What the task asks: Could you transcribe every record below exactly as written, leaving out any pictures?

Data shown:
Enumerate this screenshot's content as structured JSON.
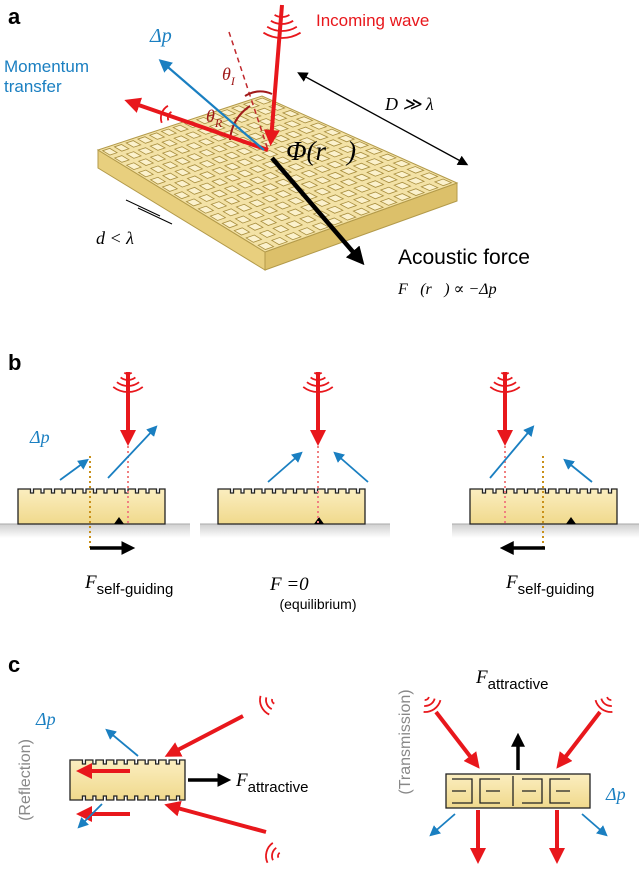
{
  "panel_a": {
    "label": "a",
    "incoming_wave": "Incoming wave",
    "delta_p": "Δp⃗",
    "momentum_transfer": [
      "Momentum",
      "transfer"
    ],
    "theta_i": [
      "θ",
      "I"
    ],
    "theta_r": [
      "θ",
      "R"
    ],
    "size": "D ≫ λ",
    "phase": "Φ(r⃗)",
    "period": "d < λ",
    "force_title": "Acoustic force",
    "force_formula": "F⃗(r⃗) ∝ −Δp⃗"
  },
  "panel_b": {
    "label": "b",
    "delta_p": "Δp⃗",
    "left_force": [
      "F",
      "self-guiding"
    ],
    "center_force": "F =0",
    "center_note": "(equilibrium)",
    "right_force": [
      "F",
      "self-guiding"
    ]
  },
  "panel_c": {
    "label": "c",
    "reflection": {
      "label": "(Reflection)",
      "delta_p": "Δp⃗",
      "force": [
        "F",
        "attractive"
      ]
    },
    "transmission": {
      "label": "(Transmission)",
      "delta_p": "Δp⃗",
      "force": [
        "F",
        "attractive"
      ]
    }
  }
}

Solution to the exercise:
Enumerate this screenshot's content as structured JSON.
{
  "panel_a": {
    "label": "a",
    "incoming_wave": "Incoming wave",
    "delta_p": "Δp⃗",
    "momentum_transfer": [
      "Momentum",
      "transfer"
    ],
    "theta_i": [
      "θ",
      "I"
    ],
    "theta_r": [
      "θ",
      "R"
    ],
    "size": "D ≫ λ",
    "phase": "Φ(r⃗)",
    "period": "d < λ",
    "force_title": "Acoustic force",
    "force_formula": "F⃗(r⃗) ∝ −Δp⃗"
  },
  "panel_b": {
    "label": "b",
    "delta_p": "Δp⃗",
    "left_force": [
      "F",
      "self-guiding"
    ],
    "center_force": "F =0",
    "center_note": "(equilibrium)",
    "right_force": [
      "F",
      "self-guiding"
    ]
  },
  "panel_c": {
    "label": "c",
    "reflection": {
      "label": "(Reflection)",
      "delta_p": "Δp⃗",
      "force": [
        "F",
        "attractive"
      ]
    },
    "transmission": {
      "label": "(Transmission)",
      "delta_p": "Δp⃗",
      "force": [
        "F",
        "attractive"
      ]
    }
  }
}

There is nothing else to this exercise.